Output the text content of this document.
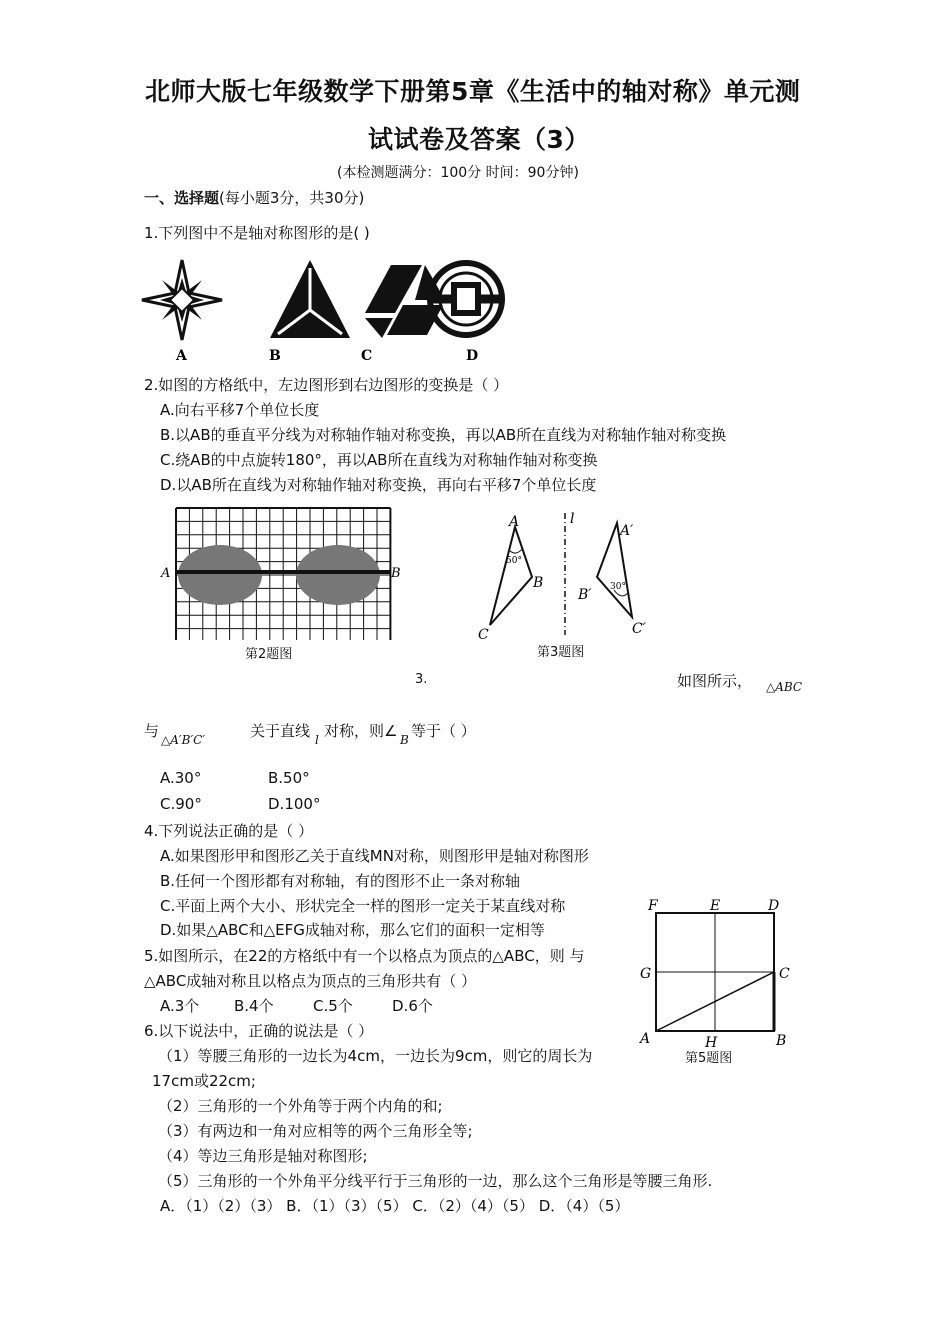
北师大版七年级数学下册第5章《生活中的轴对称》单元测
试试卷及答案（3）
(本检测题满分：100分 时间：90分钟)
一、选择题(每小题3分，共30分)
1.下列图中不是轴对称图形的是( )
A	B	C	D
2.如图的方格纸中，左边图形到右边图形的变换是（ ）
A.向右平移7个单位长度
B.以AB的垂直平分线为对称轴作轴对称变换，再以AB所在直线为对称轴作轴对称变换
C.绕AB的中点旋转180°，再以AB所在直线为对称轴作轴对称变换
D.以AB所在直线为对称轴作轴对称变换，再向右平移7个单位长度
A	B
第2题图
50°
30°
A
B
C
l
A′
B′
C′
第3题图
3.	如图所示， △ABC
与 △A′B′C′	关于直线 l 对称，则∠ B 等于（ ）
A.30°	B.50°
C.90°	D.100°
4.下列说法正确的是（ ）
A.如果图形甲和图形乙关于直线MN对称，则图形甲是轴对称图形
B.任何一个图形都有对称轴，有的图形不止一条对称轴
C.平面上两个大小、形状完全一样的图形一定关于某直线对称
D.如果△ABC和△EFG成轴对称，那么它们的面积一定相等
F	E	D
G	C
A	H	B
第5题图
5.如图所示，在22的方格纸中有一个以格点为顶点的△ABC，则 与
△ABC成轴对称且以格点为顶点的三角形共有（ ）
A.3个 B.4个	C.5个	D.6个
6.以下说法中，正确的说法是（ ）
（1）等腰三角形的一边长为4cm，一边长为9cm，则它的周长为
17cm或22cm;
（2）三角形的一个外角等于两个内角的和;
（3）有两边和一角对应相等的两个三角形全等;
（4）等边三角形是轴对称图形;
（5）三角形的一个外角平分线平行于三角形的一边，那么这个三角形是等腰三角形.
A．（1）（2）（3） B．（1）（3）（5） C．（2）（4）（5） D．（4）（5）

__The problem__
Go through the listing above and report how many of its lines contain the word "如图所示", with only the number as output.

__Expected answer__
2